What to do
Return every line below in which "title" appears.

(Saved entries)
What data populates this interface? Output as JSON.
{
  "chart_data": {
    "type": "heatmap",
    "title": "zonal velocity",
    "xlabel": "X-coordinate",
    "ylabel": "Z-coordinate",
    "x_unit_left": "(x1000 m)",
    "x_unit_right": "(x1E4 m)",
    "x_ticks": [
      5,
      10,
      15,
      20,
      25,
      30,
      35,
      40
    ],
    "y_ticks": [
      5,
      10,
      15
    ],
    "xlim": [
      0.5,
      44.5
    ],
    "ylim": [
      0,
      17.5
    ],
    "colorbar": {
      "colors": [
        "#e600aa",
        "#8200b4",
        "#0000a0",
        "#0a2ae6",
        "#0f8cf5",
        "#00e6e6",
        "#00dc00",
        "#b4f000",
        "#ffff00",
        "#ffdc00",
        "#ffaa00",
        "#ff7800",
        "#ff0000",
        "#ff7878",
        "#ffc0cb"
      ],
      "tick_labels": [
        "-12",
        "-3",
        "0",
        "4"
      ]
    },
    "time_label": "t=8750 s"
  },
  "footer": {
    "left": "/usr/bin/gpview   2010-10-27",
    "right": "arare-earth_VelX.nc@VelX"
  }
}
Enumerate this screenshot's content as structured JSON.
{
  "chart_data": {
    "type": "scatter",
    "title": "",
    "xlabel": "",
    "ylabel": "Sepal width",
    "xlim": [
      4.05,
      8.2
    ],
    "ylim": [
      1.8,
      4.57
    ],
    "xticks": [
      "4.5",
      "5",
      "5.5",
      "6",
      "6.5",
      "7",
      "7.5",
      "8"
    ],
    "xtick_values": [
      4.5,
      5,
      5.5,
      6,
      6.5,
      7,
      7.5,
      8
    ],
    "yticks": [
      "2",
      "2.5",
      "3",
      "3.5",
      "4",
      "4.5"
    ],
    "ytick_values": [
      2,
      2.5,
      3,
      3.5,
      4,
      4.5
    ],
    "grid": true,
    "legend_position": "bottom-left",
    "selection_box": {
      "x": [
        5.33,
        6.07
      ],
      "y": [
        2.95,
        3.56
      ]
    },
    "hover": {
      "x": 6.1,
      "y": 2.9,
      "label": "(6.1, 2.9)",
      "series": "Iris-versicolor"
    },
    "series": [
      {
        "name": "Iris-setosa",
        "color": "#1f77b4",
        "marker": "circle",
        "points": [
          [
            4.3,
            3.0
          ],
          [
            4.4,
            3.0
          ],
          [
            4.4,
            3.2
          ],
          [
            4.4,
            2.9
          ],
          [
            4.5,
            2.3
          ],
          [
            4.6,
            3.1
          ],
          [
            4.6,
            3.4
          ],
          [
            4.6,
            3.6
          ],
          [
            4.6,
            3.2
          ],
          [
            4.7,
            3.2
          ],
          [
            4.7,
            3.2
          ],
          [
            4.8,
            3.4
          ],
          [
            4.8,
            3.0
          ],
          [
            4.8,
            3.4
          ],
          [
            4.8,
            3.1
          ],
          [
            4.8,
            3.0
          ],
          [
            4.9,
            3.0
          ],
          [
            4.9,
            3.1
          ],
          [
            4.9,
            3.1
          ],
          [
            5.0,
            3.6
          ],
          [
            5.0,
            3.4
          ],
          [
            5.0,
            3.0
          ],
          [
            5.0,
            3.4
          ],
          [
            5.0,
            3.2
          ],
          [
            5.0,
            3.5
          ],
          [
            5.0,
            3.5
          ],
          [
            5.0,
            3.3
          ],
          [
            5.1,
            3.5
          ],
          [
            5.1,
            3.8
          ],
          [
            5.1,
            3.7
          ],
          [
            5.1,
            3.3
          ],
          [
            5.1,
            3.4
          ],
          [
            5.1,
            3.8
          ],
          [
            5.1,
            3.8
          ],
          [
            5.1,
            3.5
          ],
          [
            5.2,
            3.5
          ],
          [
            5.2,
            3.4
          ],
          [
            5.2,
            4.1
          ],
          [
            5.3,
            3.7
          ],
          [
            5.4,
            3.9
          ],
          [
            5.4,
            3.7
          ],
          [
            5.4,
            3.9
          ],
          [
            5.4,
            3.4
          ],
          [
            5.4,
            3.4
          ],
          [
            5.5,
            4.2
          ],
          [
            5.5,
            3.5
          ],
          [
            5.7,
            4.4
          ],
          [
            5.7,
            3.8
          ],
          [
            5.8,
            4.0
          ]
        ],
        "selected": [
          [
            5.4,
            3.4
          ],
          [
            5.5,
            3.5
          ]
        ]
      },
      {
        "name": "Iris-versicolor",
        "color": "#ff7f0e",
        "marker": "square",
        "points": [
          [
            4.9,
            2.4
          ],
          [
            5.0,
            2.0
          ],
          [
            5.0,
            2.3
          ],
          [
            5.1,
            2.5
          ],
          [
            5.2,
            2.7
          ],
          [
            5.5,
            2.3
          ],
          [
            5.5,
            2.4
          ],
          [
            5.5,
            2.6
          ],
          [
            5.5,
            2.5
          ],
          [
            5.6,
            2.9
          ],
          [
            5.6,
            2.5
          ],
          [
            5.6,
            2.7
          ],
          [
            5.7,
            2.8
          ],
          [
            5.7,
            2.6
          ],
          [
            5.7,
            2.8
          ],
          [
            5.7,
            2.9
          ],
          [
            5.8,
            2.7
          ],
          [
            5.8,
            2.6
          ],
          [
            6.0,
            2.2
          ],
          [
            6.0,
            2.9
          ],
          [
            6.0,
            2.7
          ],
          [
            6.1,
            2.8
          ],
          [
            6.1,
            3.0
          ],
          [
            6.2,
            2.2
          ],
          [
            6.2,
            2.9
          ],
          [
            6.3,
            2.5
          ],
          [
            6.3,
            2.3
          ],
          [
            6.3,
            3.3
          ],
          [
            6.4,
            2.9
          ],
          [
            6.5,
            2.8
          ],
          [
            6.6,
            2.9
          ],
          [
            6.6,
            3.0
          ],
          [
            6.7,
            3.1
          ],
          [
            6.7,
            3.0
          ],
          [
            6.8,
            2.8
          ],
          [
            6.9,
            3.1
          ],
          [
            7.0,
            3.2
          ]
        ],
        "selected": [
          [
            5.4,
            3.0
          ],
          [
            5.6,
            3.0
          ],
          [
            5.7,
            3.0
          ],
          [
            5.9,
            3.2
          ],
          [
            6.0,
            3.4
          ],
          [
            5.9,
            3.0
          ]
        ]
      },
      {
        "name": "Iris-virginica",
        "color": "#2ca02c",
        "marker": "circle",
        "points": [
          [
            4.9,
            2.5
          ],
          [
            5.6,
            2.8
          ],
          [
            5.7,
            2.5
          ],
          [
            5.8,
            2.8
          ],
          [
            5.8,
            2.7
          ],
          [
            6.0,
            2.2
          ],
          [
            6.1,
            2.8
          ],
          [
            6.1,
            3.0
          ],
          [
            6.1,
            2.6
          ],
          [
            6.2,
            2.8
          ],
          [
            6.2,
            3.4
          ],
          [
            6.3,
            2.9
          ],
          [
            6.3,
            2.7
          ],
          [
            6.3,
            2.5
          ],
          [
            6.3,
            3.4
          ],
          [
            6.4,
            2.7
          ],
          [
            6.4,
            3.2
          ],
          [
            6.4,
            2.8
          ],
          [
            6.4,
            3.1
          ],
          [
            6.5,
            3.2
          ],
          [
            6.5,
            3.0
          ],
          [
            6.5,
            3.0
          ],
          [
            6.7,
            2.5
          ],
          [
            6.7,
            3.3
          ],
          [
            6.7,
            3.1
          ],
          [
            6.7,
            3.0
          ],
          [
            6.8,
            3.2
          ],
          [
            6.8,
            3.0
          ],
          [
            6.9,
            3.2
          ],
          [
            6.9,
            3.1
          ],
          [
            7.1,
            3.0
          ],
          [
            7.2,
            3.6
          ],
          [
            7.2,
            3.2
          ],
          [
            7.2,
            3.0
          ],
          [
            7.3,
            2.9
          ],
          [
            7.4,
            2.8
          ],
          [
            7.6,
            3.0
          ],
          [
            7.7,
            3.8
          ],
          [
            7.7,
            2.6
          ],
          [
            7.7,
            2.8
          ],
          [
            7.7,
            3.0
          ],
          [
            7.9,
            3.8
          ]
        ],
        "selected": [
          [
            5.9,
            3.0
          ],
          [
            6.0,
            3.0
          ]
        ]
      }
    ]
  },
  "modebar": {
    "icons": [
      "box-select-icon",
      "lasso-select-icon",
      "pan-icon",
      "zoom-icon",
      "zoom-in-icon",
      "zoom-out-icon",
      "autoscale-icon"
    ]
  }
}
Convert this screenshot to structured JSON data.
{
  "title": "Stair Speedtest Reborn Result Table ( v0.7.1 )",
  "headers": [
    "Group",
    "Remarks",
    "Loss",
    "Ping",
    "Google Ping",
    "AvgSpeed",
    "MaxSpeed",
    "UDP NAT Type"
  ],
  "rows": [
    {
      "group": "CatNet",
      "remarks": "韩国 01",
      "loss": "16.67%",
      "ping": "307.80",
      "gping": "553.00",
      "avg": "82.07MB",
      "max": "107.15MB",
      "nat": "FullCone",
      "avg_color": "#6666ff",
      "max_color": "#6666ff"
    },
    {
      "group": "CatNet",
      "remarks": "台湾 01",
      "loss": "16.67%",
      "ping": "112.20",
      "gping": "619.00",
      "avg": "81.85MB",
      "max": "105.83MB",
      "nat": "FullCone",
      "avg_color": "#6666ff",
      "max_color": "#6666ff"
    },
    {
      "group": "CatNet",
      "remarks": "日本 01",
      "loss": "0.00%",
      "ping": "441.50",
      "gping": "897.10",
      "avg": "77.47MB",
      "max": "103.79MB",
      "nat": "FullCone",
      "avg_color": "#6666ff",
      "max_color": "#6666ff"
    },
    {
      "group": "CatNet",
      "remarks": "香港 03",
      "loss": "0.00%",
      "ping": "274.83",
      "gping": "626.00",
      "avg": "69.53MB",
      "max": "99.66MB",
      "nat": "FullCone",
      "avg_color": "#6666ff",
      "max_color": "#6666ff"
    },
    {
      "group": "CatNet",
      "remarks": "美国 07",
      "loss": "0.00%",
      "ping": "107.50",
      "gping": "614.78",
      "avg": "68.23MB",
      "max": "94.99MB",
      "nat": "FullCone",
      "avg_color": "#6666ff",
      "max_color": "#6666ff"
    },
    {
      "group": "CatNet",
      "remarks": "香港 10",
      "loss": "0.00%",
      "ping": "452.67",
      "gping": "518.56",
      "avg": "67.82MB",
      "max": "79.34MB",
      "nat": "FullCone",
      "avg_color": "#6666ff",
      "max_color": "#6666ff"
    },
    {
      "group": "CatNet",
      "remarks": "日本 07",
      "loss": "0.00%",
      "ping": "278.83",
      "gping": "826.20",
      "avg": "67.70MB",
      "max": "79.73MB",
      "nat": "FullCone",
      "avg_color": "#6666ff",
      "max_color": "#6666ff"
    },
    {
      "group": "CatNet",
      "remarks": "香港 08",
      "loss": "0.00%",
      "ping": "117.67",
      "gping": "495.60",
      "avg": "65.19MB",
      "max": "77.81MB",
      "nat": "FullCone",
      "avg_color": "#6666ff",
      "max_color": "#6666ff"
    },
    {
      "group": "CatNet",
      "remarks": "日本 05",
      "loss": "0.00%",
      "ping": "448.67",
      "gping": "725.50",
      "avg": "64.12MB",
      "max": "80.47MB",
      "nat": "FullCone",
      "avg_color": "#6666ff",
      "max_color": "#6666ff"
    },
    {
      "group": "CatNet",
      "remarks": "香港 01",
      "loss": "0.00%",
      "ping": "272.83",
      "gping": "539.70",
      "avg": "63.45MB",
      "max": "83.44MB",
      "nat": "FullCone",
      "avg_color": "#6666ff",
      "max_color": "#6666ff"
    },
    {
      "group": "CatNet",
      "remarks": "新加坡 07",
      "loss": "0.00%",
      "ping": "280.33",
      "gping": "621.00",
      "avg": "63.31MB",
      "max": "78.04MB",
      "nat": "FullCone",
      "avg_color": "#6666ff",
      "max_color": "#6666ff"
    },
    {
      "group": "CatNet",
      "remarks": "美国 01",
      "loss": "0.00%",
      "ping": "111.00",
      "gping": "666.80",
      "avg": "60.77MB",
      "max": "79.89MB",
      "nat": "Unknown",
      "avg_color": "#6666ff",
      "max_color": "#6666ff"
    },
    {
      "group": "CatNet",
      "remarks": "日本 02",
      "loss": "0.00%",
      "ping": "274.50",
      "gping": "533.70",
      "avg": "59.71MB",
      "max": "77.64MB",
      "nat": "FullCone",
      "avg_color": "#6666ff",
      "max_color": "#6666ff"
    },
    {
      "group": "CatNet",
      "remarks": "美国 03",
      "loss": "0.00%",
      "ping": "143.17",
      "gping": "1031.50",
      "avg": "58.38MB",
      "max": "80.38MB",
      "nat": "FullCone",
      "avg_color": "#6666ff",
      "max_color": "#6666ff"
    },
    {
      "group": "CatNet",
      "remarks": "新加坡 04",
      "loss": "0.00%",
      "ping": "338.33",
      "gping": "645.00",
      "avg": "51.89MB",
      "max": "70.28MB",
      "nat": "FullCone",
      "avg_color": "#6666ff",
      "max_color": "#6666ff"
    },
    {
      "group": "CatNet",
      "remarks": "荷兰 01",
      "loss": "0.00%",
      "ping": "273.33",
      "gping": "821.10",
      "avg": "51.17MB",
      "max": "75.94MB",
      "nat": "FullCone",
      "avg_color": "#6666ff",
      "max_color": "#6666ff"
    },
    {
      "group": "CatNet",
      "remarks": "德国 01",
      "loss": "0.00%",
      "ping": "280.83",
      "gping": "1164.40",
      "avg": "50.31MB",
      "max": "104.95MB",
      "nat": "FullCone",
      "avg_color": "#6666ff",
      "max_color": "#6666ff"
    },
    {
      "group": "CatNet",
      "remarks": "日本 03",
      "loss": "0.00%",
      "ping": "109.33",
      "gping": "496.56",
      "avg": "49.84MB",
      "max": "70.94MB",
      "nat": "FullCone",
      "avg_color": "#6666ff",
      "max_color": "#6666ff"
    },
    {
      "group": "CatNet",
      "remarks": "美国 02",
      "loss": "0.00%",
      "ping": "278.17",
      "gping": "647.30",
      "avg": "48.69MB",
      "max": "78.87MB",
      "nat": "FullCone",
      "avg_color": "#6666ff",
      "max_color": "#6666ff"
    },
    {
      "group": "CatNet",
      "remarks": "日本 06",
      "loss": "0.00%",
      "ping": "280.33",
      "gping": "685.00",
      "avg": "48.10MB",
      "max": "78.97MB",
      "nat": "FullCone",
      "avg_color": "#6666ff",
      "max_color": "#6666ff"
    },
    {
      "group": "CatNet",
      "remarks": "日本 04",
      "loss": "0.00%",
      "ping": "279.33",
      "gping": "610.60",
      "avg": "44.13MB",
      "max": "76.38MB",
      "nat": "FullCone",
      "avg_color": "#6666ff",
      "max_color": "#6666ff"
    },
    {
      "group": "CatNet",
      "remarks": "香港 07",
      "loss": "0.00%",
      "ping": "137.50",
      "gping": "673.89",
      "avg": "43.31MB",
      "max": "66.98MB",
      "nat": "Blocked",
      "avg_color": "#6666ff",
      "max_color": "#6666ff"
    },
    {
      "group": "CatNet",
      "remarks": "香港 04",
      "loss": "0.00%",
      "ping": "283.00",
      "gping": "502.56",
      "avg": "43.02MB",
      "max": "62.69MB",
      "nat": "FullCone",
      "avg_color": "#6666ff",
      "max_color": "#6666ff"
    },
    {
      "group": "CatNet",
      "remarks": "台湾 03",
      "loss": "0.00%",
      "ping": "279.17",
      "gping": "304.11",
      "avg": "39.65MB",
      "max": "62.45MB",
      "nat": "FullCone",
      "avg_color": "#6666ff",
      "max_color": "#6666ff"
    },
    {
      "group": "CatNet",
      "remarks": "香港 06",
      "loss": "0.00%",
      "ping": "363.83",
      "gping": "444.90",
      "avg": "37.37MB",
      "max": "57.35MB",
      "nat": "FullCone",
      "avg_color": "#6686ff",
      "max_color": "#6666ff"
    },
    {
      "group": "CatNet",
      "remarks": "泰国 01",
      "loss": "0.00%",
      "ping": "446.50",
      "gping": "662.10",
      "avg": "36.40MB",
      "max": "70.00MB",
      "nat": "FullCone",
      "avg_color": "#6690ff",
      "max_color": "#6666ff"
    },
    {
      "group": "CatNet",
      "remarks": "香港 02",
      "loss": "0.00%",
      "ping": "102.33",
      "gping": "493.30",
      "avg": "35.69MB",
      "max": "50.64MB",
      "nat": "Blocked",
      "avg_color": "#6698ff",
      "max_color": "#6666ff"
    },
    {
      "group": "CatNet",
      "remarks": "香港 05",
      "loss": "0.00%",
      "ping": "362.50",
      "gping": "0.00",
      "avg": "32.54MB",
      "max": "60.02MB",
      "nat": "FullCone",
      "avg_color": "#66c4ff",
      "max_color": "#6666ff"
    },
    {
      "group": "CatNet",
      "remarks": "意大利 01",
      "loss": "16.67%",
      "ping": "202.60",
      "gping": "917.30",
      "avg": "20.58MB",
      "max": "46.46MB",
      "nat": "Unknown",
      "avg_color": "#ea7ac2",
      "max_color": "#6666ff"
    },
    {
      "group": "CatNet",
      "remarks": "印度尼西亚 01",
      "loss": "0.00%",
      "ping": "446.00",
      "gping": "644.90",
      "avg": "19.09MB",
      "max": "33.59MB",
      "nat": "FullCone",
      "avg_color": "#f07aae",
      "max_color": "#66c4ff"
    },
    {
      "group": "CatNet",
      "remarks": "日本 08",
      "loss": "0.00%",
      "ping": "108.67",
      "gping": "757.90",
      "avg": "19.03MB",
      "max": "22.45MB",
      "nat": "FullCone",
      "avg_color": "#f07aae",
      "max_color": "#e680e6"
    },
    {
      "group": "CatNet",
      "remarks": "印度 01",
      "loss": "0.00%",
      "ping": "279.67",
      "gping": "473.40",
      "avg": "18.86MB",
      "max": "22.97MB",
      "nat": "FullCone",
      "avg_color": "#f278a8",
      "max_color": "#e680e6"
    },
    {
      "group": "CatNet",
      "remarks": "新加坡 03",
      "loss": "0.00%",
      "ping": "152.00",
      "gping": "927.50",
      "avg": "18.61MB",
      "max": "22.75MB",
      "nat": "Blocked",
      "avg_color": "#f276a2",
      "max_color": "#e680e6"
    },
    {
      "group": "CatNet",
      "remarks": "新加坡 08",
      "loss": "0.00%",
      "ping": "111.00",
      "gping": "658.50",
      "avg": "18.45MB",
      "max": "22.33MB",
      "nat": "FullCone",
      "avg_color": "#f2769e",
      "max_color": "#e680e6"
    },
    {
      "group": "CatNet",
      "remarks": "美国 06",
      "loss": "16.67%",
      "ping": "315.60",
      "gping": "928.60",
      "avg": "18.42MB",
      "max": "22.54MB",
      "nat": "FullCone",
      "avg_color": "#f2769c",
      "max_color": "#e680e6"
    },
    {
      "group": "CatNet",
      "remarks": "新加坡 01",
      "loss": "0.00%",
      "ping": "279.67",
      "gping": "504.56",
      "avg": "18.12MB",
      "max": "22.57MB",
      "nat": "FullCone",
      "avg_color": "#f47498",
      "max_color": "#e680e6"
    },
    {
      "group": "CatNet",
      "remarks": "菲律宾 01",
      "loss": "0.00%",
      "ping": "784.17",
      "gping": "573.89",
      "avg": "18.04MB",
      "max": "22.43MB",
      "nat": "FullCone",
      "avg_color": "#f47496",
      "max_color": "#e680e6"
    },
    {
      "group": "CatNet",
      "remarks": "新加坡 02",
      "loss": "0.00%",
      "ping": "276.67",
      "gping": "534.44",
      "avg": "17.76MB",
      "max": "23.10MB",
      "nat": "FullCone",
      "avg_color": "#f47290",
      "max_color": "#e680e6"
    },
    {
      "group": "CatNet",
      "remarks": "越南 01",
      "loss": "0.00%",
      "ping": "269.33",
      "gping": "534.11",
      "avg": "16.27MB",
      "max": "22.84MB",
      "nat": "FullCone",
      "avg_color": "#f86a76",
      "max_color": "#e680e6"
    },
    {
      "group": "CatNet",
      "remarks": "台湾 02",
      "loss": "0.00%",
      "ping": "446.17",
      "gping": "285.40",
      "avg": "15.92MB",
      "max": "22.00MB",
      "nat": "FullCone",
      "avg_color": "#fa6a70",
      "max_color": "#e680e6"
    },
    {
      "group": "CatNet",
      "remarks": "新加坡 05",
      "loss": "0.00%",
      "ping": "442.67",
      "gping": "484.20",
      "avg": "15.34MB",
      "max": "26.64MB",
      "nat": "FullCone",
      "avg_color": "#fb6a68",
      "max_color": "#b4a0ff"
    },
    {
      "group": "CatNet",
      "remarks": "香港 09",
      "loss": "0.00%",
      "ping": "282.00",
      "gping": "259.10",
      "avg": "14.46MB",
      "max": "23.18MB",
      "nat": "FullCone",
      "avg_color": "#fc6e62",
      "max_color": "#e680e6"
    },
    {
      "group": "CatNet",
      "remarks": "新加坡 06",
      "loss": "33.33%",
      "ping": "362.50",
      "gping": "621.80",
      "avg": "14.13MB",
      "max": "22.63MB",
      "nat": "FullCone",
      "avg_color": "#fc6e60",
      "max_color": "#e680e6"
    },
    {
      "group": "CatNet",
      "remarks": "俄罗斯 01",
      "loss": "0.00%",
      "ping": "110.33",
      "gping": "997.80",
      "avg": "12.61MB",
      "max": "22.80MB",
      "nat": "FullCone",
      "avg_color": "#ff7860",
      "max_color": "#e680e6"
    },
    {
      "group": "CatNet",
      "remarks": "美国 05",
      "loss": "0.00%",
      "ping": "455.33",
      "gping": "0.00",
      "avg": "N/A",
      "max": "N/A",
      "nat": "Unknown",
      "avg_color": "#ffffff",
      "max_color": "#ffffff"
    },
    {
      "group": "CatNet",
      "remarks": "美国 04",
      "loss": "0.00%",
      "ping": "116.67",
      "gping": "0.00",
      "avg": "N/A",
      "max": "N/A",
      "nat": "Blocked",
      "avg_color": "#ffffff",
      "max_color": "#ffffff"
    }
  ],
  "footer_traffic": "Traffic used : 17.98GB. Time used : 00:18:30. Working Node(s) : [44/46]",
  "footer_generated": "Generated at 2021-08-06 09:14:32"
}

Final result
    "title": "zonal velocity",
    "title": "",
  "title": "Stair Speedtest Reborn Result Table ( v0.7.1 )",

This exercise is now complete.